• EXERCISE INSTRUCTIONS:
List each line of the data in which the string "uczniów" appears.
═════ AVAILABLE RECORDS
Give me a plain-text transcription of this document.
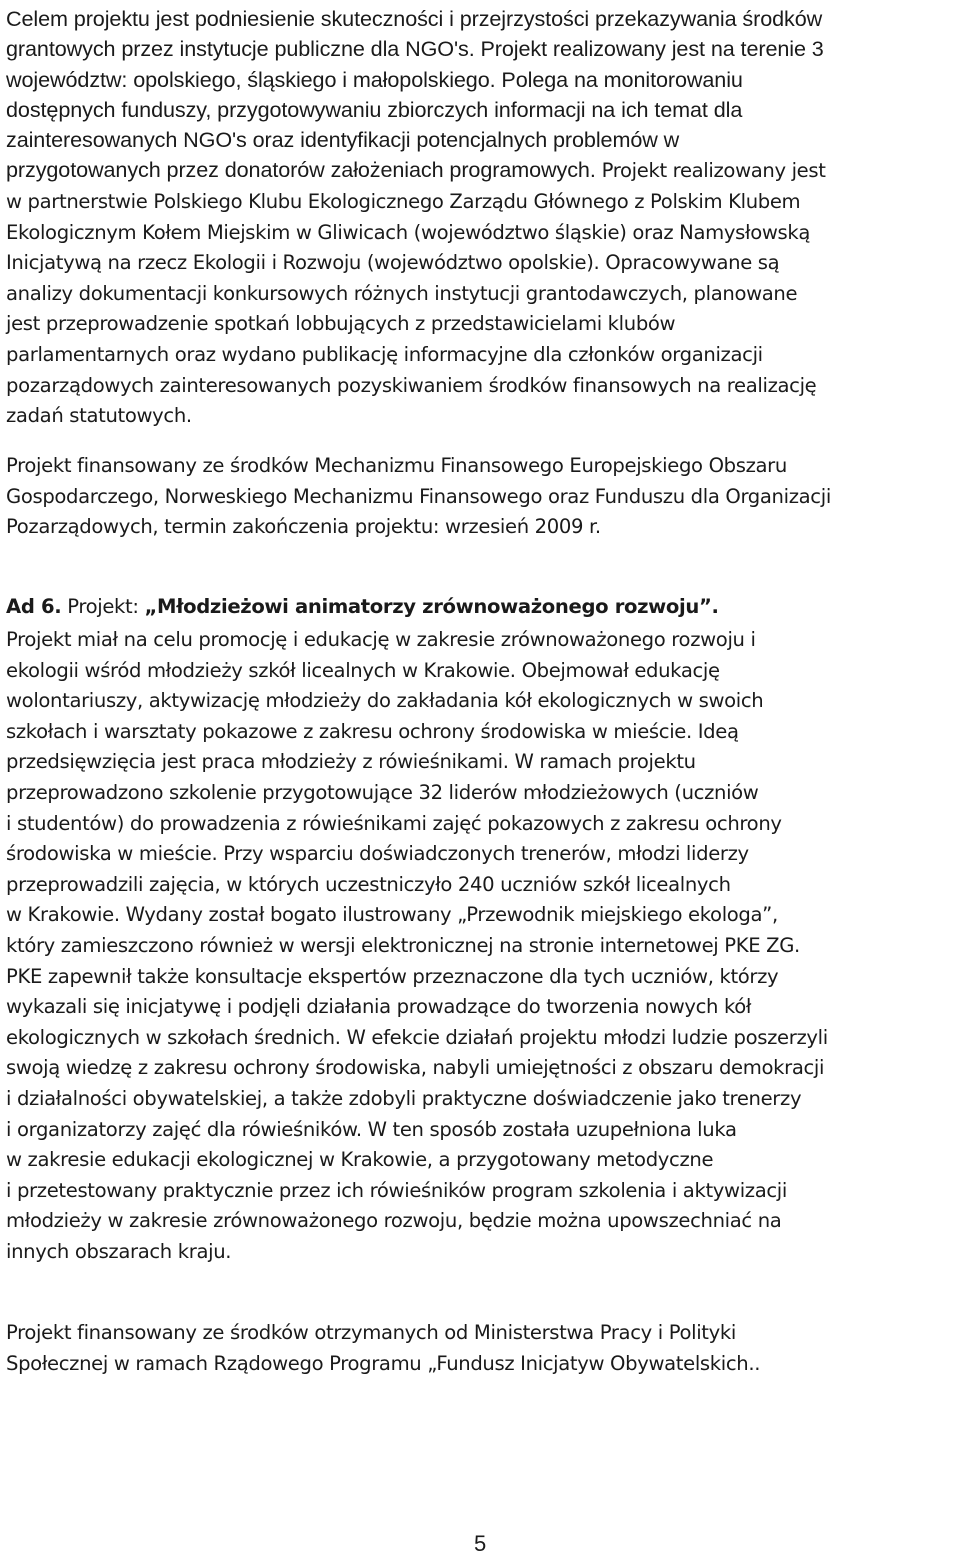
Celem projektu jest podniesienie skuteczności i przejrzystości przekazywania środków
grantowych przez instytucje publiczne dla NGO's. Projekt realizowany jest na terenie 3
województw: opolskiego, śląskiego i małopolskiego. Polega na monitorowaniu
dostępnych funduszy, przygotowywaniu zbiorczych informacji na ich temat dla
zainteresowanych NGO's oraz identyfikacji potencjalnych problemów w
przygotowanych przez donatorów założeniach programowych. Projekt realizowany jest
w partnerstwie Polskiego Klubu Ekologicznego Zarządu Głównego z Polskim Klubem
Ekologicznym Kołem Miejskim w Gliwicach (województwo śląskie) oraz Namysłowską
Inicjatywą na rzecz Ekologii i Rozwoju (województwo opolskie). Opracowywane są
analizy dokumentacji konkursowych różnych instytucji grantodawczych, planowane
jest przeprowadzenie spotkań lobbujących z przedstawicielami klubów
parlamentarnych oraz wydano publikację informacyjne dla członków organizacji
pozarządowych zainteresowanych pozyskiwaniem środków finansowych na realizację
zadań statutowych.
Projekt finansowany ze środków Mechanizmu Finansowego Europejskiego Obszaru
Gospodarczego, Norweskiego Mechanizmu Finansowego oraz Funduszu dla Organizacji
Pozarządowych, termin zakończenia projektu: wrzesień 2009 r.
Ad 6. Projekt: „Młodzieżowi animatorzy zrównoważonego rozwoju”.
Projekt miał na celu promocję i edukację w zakresie zrównoważonego rozwoju i
ekologii wśród młodzieży szkół licealnych w Krakowie. Obejmował edukację
wolontariuszy, aktywizację młodzieży do zakładania kół ekologicznych w swoich
szkołach i warsztaty pokazowe z zakresu ochrony środowiska w mieście. Ideą
przedsięwzięcia jest praca młodzieży z rówieśnikami. W ramach projektu
przeprowadzono szkolenie przygotowujące 32 liderów młodzieżowych (uczniów
i studentów) do prowadzenia z rówieśnikami zajęć pokazowych z zakresu ochrony
środowiska w mieście. Przy wsparciu doświadczonych trenerów, młodzi liderzy
przeprowadzili zajęcia, w których uczestniczyło 240 uczniów szkół licealnych
w Krakowie. Wydany został bogato ilustrowany „Przewodnik miejskiego ekologa”,
który zamieszczono również w wersji elektronicznej na stronie internetowej PKE ZG.
PKE zapewnił także konsultacje ekspertów przeznaczone dla tych uczniów, którzy
wykazali się inicjatywę i podjęli działania prowadzące do tworzenia nowych kół
ekologicznych w szkołach średnich. W efekcie działań projektu młodzi ludzie poszerzyli
swoją wiedzę z zakresu ochrony środowiska, nabyli umiejętności z obszaru demokracji
i działalności obywatelskiej, a także zdobyli praktyczne doświadczenie jako trenerzy
i organizatorzy zajęć dla rówieśników. W ten sposób została uzupełniona luka
w zakresie edukacji ekologicznej w Krakowie, a przygotowany metodyczne
i przetestowany praktycznie przez ich rówieśników program szkolenia i aktywizacji
młodzieży w zakresie zrównoważonego rozwoju, będzie można upowszechniać na
innych obszarach kraju.
Projekt finansowany ze środków otrzymanych od Ministerstwa Pracy i Polityki
Społecznej w ramach Rządowego Programu „Fundusz Inicjatyw Obywatelskich..
5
══════════
• EXERCISE RESULT:
przeprowadzono szkolenie przygotowujące 32 liderów młodzieżowych (uczniów
przeprowadzili zajęcia, w których uczestniczyło 240 uczniów szkół licealnych
PKE zapewnił także konsultacje ekspertów przeznaczone dla tych uczniów, którzy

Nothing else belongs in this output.